● Exercise goal
Extract every entry word for word.
┄┄┄┄┄┄
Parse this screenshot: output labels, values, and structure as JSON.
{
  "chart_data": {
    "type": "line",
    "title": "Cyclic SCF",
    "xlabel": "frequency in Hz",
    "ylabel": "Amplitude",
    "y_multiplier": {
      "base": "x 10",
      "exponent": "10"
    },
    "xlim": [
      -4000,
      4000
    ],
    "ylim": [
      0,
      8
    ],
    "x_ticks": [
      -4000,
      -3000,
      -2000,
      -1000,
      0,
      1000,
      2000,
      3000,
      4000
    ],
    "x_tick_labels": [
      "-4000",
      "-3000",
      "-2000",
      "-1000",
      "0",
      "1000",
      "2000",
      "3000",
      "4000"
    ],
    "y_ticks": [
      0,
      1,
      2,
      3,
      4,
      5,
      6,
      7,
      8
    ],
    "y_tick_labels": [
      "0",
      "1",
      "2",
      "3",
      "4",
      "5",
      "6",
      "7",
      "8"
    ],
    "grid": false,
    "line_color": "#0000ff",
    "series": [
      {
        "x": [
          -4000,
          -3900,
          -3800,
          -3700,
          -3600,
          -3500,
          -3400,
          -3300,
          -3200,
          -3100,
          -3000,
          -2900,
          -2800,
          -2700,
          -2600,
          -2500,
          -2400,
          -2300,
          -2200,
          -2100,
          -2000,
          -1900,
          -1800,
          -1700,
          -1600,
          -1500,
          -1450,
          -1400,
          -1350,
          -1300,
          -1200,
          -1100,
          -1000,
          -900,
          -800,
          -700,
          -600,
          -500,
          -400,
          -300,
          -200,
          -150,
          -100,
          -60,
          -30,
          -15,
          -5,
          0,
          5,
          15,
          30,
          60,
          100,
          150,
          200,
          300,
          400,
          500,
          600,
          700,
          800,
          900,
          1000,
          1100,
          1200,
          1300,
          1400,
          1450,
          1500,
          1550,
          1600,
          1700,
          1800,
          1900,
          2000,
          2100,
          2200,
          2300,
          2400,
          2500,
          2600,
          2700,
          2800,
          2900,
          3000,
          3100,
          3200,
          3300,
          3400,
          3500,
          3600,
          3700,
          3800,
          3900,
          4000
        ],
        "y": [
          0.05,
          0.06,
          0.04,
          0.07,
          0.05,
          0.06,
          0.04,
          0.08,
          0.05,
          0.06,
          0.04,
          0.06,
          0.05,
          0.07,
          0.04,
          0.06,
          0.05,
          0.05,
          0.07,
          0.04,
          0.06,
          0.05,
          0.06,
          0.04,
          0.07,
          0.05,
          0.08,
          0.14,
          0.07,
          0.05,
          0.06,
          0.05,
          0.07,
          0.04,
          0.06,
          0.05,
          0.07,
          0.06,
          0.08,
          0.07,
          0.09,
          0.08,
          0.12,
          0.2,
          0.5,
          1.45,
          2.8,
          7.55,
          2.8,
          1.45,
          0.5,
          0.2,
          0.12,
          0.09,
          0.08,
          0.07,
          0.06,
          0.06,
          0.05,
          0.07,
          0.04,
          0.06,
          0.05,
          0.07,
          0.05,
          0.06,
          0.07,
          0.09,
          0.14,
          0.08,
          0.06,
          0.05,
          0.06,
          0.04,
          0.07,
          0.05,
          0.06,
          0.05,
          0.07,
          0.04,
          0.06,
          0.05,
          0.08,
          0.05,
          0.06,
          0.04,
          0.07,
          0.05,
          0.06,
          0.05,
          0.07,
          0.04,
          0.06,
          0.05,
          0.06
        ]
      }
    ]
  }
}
┄┄┄┄┄┄
● Correct answer
Parse this screenshot: output labels, values, and structure as JSON.
{
  "chart_data": {
    "type": "line",
    "title": "Cyclic SCF",
    "xlabel": "frequency in Hz",
    "ylabel": "Amplitude",
    "y_multiplier": {
      "base": "x 10",
      "exponent": "10"
    },
    "xlim": [
      -4000,
      4000
    ],
    "ylim": [
      0,
      8
    ],
    "x_ticks": [
      -4000,
      -3000,
      -2000,
      -1000,
      0,
      1000,
      2000,
      3000,
      4000
    ],
    "x_tick_labels": [
      "-4000",
      "-3000",
      "-2000",
      "-1000",
      "0",
      "1000",
      "2000",
      "3000",
      "4000"
    ],
    "y_ticks": [
      0,
      1,
      2,
      3,
      4,
      5,
      6,
      7,
      8
    ],
    "y_tick_labels": [
      "0",
      "1",
      "2",
      "3",
      "4",
      "5",
      "6",
      "7",
      "8"
    ],
    "grid": false,
    "line_color": "#0000ff",
    "series": [
      {
        "x": [
          -4000,
          -3900,
          -3800,
          -3700,
          -3600,
          -3500,
          -3400,
          -3300,
          -3200,
          -3100,
          -3000,
          -2900,
          -2800,
          -2700,
          -2600,
          -2500,
          -2400,
          -2300,
          -2200,
          -2100,
          -2000,
          -1900,
          -1800,
          -1700,
          -1600,
          -1500,
          -1450,
          -1400,
          -1350,
          -1300,
          -1200,
          -1100,
          -1000,
          -900,
          -800,
          -700,
          -600,
          -500,
          -400,
          -300,
          -200,
          -150,
          -100,
          -60,
          -30,
          -15,
          -5,
          0,
          5,
          15,
          30,
          60,
          100,
          150,
          200,
          300,
          400,
          500,
          600,
          700,
          800,
          900,
          1000,
          1100,
          1200,
          1300,
          1400,
          1450,
          1500,
          1550,
          1600,
          1700,
          1800,
          1900,
          2000,
          2100,
          2200,
          2300,
          2400,
          2500,
          2600,
          2700,
          2800,
          2900,
          3000,
          3100,
          3200,
          3300,
          3400,
          3500,
          3600,
          3700,
          3800,
          3900,
          4000
        ],
        "y": [
          0.05,
          0.06,
          0.04,
          0.07,
          0.05,
          0.06,
          0.04,
          0.08,
          0.05,
          0.06,
          0.04,
          0.06,
          0.05,
          0.07,
          0.04,
          0.06,
          0.05,
          0.05,
          0.07,
          0.04,
          0.06,
          0.05,
          0.06,
          0.04,
          0.07,
          0.05,
          0.08,
          0.14,
          0.07,
          0.05,
          0.06,
          0.05,
          0.07,
          0.04,
          0.06,
          0.05,
          0.07,
          0.06,
          0.08,
          0.07,
          0.09,
          0.08,
          0.12,
          0.2,
          0.5,
          1.45,
          2.8,
          7.55,
          2.8,
          1.45,
          0.5,
          0.2,
          0.12,
          0.09,
          0.08,
          0.07,
          0.06,
          0.06,
          0.05,
          0.07,
          0.04,
          0.06,
          0.05,
          0.07,
          0.05,
          0.06,
          0.07,
          0.09,
          0.14,
          0.08,
          0.06,
          0.05,
          0.06,
          0.04,
          0.07,
          0.05,
          0.06,
          0.05,
          0.07,
          0.04,
          0.06,
          0.05,
          0.08,
          0.05,
          0.06,
          0.04,
          0.07,
          0.05,
          0.06,
          0.05,
          0.07,
          0.04,
          0.06,
          0.05,
          0.06
        ]
      }
    ]
  }
}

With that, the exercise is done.